(Extracted data entries)
══════════════════════════════
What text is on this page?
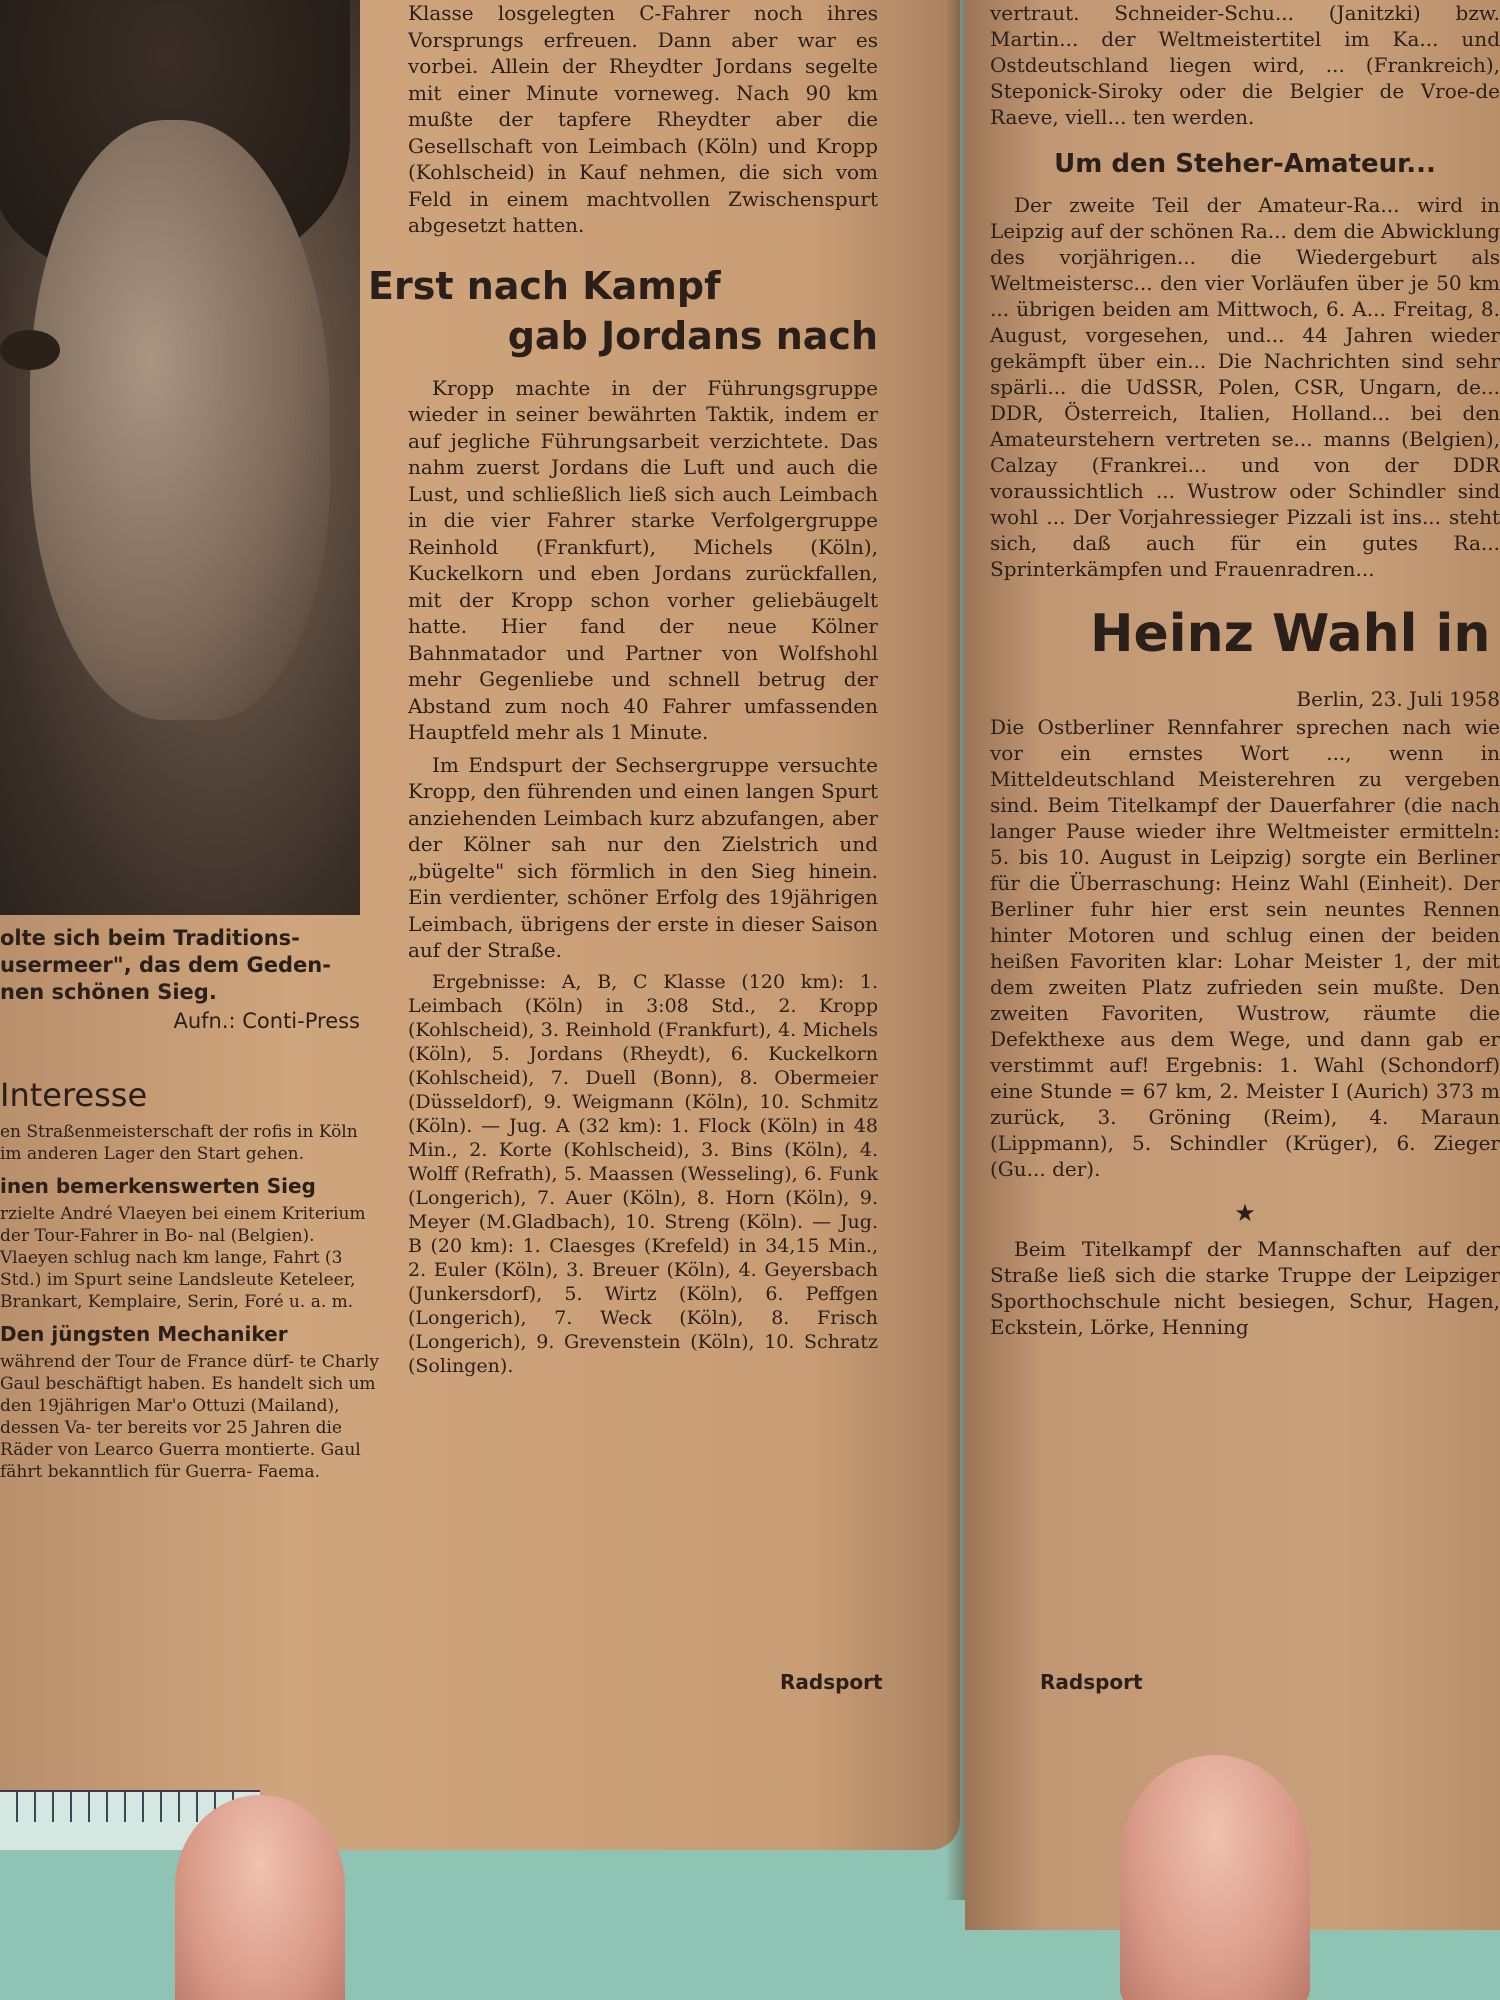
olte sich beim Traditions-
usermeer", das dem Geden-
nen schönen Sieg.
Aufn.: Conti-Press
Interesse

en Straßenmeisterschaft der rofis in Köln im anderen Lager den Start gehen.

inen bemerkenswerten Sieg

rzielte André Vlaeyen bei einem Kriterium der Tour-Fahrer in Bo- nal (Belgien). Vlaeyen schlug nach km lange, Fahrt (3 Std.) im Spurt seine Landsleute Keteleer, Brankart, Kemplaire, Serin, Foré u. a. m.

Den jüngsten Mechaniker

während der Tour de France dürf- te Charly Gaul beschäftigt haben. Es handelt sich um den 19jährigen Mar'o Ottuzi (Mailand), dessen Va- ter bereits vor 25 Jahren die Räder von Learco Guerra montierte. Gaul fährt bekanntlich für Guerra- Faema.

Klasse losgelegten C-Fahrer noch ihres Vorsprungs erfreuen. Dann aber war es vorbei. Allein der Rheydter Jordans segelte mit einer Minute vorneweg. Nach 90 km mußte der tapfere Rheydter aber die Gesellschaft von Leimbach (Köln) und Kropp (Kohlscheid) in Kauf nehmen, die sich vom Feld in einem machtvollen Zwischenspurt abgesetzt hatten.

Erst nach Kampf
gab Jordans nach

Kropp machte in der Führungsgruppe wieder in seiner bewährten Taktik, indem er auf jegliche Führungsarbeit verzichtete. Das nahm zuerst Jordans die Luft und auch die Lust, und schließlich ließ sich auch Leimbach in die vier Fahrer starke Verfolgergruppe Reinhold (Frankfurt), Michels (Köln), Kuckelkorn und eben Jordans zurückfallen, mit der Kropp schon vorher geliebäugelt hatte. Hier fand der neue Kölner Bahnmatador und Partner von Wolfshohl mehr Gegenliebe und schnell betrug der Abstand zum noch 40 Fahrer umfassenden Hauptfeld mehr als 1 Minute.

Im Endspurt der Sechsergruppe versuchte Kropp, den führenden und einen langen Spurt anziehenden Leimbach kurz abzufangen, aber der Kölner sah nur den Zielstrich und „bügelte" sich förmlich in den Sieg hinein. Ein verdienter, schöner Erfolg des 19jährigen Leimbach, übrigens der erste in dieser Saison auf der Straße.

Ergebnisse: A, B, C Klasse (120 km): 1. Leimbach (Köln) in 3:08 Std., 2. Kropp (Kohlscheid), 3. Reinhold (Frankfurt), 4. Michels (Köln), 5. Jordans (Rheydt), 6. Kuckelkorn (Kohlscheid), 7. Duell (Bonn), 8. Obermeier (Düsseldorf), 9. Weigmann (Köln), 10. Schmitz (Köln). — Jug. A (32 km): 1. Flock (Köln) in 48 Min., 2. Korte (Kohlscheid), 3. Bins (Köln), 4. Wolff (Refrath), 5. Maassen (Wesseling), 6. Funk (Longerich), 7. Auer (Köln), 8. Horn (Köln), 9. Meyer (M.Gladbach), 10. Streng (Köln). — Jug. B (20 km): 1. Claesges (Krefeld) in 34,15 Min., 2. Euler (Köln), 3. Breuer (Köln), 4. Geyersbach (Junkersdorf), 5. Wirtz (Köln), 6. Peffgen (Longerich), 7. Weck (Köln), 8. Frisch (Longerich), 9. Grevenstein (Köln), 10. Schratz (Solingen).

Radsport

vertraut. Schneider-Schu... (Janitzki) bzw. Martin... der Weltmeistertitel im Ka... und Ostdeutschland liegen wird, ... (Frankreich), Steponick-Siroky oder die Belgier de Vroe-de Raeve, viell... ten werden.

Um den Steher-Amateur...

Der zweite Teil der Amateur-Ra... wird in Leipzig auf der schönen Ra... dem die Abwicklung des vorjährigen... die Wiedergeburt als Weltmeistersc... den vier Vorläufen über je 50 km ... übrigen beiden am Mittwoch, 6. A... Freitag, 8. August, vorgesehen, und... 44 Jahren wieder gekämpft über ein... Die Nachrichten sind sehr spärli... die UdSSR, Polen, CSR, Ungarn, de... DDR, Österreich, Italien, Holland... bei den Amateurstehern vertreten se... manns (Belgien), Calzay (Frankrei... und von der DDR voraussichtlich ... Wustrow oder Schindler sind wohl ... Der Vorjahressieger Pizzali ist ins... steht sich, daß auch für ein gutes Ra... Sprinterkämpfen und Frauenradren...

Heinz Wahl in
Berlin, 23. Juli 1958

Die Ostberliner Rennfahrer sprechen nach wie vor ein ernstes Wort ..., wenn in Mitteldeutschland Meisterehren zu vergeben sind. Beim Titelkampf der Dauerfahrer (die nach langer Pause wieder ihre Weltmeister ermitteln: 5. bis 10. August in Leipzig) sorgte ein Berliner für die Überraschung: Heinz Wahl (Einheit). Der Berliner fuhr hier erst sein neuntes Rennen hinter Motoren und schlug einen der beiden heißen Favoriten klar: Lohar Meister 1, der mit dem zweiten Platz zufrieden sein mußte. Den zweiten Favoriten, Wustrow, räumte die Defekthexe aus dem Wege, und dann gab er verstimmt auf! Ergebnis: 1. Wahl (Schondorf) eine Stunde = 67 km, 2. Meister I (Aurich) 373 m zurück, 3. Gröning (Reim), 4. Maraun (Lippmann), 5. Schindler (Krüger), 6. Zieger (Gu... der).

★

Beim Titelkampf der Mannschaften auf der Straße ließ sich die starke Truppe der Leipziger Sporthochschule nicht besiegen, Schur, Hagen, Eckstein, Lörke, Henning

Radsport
══════════════════════════════
• [WRITTEN PROBLEM]:
Using the entries above, find all lines with "Tour". Copy them.

• [PROBLEM SOLUTION]:
rzielte André Vlaeyen bei einem Kriterium der Tour-Fahrer in Bo- nal (Belgien). Vlaeyen schlug nach km lange, Fahrt (3 Std.) im Spurt seine Landsleute Keteleer, Brankart, Kemplaire, Serin, Foré u. a. m.
während der Tour de France dürf- te Charly Gaul beschäftigt haben. Es handelt sich um den 19jährigen Mar'o Ottuzi (Mailand), dessen Va- ter bereits vor 25 Jahren die Räder von Learco Guerra montierte. Gaul fährt bekanntlich für Guerra- Faema.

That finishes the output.